--- Exercise task ---
Repeat each line of the material exactly.

--- Given records ---
* BEGIN *

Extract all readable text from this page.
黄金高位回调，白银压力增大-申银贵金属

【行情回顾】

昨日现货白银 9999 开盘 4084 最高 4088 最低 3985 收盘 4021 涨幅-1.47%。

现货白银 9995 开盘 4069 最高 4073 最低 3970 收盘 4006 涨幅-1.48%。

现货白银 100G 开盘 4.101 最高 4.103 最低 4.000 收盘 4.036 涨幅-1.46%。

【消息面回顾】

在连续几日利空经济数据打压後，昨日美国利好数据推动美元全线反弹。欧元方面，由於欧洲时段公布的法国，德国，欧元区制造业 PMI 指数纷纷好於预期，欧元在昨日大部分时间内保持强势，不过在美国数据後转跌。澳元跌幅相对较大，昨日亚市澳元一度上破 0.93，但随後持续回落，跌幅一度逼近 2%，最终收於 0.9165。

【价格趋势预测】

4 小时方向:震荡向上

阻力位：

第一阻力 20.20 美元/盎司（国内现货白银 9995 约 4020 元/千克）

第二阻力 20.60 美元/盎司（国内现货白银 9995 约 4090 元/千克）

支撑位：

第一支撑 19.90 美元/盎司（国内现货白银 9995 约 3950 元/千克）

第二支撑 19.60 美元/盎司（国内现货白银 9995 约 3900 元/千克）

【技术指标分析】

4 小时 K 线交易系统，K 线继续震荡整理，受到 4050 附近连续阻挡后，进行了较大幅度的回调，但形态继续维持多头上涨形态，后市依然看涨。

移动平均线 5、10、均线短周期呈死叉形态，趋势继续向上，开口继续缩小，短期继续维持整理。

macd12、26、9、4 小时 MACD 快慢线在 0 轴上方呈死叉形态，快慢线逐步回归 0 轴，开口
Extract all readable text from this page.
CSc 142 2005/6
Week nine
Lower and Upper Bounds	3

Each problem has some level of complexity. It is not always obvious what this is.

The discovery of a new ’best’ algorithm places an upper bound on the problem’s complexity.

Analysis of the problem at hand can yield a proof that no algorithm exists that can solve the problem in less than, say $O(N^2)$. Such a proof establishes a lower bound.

* END *

--- Exercise output ---
Extract all readable text from this page.
黄金高位回调，白银压力增大-申银贵金属

【行情回顾】

昨日现货白银 9999 开盘 4084 最高 4088 最低 3985 收盘 4021 涨幅-1.47%。

现货白银 9995 开盘 4069 最高 4073 最低 3970 收盘 4006 涨幅-1.48%。

现货白银 100G 开盘 4.101 最高 4.103 最低 4.000 收盘 4.036 涨幅-1.46%。

【消息面回顾】

在连续几日利空经济数据打压後，昨日美国利好数据推动美元全线反弹。欧元方面，由於欧洲时段公布的法国，德国，欧元区制造业 PMI 指数纷纷好於预期，欧元在昨日大部分时间内保持强势，不过在美国数据後转跌。澳元跌幅相对较大，昨日亚市澳元一度上破 0.93，但随後持续回落，跌幅一度逼近 2%，最终收於 0.9165。

【价格趋势预测】

4 小时方向:震荡向上

阻力位：

第一阻力 20.20 美元/盎司（国内现货白银 9995 约 4020 元/千克）

第二阻力 20.60 美元/盎司（国内现货白银 9995 约 4090 元/千克）

支撑位：

第一支撑 19.90 美元/盎司（国内现货白银 9995 约 3950 元/千克）

第二支撑 19.60 美元/盎司（国内现货白银 9995 约 3900 元/千克）

【技术指标分析】

4 小时 K 线交易系统，K 线继续震荡整理，受到 4050 附近连续阻挡后，进行了较大幅度的回调，但形态继续维持多头上涨形态，后市依然看涨。

移动平均线 5、10、均线短周期呈死叉形态，趋势继续向上，开口继续缩小，短期继续维持整理。

macd12、26、9、4 小时 MACD 快慢线在 0 轴上方呈死叉形态，快慢线逐步回归 0 轴，开口
Extract all readable text from this page.
CSc 142 2005/6
Week nine
Lower and Upper Bounds	3

Each problem has some level of complexity. It is not always obvious what this is.

The discovery of a new ’best’ algorithm places an upper bound on the problem’s complexity.

Analysis of the problem at hand can yield a proof that no algorithm exists that can solve the problem in less than, say $O(N^2)$. Such a proof establishes a lower bound.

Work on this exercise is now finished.